** Start Data for this exercise **

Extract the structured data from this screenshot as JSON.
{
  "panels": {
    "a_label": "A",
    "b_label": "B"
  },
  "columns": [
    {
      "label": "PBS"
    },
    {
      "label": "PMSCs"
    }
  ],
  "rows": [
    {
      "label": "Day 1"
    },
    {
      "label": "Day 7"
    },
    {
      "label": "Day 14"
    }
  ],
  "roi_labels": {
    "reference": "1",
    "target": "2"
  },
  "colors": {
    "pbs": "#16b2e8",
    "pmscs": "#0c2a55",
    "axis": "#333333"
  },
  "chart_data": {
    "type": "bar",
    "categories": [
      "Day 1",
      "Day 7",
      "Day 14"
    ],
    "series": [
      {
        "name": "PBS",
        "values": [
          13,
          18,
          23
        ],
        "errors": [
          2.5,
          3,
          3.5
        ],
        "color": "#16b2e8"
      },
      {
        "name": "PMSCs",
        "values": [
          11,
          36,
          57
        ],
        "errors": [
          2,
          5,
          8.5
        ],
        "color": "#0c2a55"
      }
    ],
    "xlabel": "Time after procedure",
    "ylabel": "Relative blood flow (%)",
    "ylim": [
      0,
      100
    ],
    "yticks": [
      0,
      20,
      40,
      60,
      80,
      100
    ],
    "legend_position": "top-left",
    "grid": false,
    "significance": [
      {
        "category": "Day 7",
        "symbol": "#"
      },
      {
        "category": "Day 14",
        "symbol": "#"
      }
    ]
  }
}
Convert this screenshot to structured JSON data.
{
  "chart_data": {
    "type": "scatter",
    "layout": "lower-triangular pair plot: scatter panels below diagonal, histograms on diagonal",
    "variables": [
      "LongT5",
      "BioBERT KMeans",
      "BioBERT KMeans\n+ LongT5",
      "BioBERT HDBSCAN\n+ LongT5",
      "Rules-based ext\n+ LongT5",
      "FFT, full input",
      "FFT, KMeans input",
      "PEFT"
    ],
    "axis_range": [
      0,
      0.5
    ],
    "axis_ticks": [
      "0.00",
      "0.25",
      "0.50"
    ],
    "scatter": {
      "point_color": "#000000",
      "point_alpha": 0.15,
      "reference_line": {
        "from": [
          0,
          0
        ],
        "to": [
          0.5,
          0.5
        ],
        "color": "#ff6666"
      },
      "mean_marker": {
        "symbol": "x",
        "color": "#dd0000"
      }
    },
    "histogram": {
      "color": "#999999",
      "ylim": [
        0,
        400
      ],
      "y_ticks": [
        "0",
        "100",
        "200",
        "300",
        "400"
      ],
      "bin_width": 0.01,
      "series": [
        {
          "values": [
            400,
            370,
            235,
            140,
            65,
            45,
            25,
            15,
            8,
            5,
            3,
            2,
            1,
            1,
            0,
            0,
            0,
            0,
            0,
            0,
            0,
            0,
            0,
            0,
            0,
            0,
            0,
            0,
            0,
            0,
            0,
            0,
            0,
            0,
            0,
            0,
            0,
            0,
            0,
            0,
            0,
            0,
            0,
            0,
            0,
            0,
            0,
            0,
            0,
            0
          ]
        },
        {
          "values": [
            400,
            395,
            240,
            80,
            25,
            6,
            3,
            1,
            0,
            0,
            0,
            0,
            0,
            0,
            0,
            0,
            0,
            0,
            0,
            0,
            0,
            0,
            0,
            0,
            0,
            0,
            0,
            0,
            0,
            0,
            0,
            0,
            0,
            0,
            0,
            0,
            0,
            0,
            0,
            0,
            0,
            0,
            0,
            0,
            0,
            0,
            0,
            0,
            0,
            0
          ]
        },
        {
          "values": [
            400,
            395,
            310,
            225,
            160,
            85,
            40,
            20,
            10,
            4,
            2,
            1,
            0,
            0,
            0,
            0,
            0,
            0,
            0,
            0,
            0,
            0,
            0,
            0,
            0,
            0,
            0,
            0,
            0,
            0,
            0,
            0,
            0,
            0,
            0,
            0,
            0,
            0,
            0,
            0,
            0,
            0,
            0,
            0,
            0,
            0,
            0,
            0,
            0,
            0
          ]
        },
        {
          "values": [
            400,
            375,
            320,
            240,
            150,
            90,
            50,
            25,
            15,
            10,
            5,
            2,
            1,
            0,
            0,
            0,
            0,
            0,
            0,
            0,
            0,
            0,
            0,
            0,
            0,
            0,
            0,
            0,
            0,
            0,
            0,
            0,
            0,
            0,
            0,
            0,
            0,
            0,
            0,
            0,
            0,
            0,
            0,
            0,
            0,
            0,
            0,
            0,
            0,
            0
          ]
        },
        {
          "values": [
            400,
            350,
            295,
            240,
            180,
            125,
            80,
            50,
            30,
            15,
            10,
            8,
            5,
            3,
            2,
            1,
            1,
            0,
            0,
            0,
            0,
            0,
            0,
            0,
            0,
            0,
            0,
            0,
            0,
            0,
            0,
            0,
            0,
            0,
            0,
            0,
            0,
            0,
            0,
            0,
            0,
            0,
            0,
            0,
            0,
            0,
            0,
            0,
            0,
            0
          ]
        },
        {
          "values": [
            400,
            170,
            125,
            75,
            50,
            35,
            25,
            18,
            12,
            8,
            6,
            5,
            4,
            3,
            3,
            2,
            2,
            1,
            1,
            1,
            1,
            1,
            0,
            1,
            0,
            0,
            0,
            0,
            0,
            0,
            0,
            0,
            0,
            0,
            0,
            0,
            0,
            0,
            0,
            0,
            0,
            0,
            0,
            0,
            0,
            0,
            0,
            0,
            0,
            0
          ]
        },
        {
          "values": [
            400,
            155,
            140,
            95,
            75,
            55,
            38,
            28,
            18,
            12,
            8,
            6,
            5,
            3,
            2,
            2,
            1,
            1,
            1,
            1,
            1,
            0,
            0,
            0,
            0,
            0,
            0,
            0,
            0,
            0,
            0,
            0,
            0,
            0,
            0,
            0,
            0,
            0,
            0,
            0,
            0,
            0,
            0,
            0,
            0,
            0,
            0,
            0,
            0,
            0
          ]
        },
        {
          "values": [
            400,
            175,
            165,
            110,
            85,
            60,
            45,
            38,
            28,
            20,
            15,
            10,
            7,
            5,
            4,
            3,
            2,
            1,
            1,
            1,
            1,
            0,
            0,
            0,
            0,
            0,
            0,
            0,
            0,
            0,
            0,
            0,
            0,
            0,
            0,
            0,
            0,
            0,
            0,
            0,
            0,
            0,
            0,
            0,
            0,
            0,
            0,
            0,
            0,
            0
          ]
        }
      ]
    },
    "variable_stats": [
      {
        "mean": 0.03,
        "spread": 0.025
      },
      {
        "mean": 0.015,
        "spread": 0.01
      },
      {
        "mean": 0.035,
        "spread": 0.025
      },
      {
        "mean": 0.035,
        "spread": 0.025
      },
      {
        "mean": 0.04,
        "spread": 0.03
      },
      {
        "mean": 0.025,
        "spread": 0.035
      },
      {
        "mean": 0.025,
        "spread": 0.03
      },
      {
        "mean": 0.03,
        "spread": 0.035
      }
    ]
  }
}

** End Data for this exercise **

Check each line of the records for the word "scatter", and show the lines that contain it.

    "type": "scatter",
    "layout": "lower-triangular pair plot: scatter panels below diagonal, histograms on diagonal",
    "scatter": {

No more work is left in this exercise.